Items from a figure collection
--*--

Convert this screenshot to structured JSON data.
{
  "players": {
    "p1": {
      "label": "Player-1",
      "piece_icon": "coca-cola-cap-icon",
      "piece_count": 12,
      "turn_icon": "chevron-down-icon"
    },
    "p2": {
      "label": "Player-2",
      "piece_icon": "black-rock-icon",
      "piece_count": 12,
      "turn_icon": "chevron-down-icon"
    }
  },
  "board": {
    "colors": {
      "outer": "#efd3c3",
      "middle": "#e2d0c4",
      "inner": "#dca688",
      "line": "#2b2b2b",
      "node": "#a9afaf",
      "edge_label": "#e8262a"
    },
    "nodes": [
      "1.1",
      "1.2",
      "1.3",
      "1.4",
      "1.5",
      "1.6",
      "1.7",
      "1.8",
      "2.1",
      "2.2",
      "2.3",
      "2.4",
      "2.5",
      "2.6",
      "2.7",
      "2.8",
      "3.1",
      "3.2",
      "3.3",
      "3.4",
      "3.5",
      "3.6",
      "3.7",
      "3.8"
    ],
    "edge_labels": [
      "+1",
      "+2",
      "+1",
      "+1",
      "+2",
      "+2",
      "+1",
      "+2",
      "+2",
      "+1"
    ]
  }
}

--*--

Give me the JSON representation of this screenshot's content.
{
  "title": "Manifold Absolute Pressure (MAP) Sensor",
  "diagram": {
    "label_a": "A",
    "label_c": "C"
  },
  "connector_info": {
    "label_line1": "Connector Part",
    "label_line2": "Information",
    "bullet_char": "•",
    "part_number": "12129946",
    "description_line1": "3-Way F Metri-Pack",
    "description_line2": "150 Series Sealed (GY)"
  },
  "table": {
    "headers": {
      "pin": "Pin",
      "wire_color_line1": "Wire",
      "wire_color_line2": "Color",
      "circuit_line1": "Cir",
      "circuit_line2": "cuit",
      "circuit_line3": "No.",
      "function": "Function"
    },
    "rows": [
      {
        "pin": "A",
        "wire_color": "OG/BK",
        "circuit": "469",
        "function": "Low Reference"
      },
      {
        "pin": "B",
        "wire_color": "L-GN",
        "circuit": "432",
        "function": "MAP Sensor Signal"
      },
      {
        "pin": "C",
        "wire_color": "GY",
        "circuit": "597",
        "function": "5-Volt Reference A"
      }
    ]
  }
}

--*--

> Direction
Search the entries for the string "Sensor" and collect each line that has it.

> Solution to the exercise
  "title": "Manifold Absolute Pressure (MAP) Sensor",
        "function": "MAP Sensor Signal"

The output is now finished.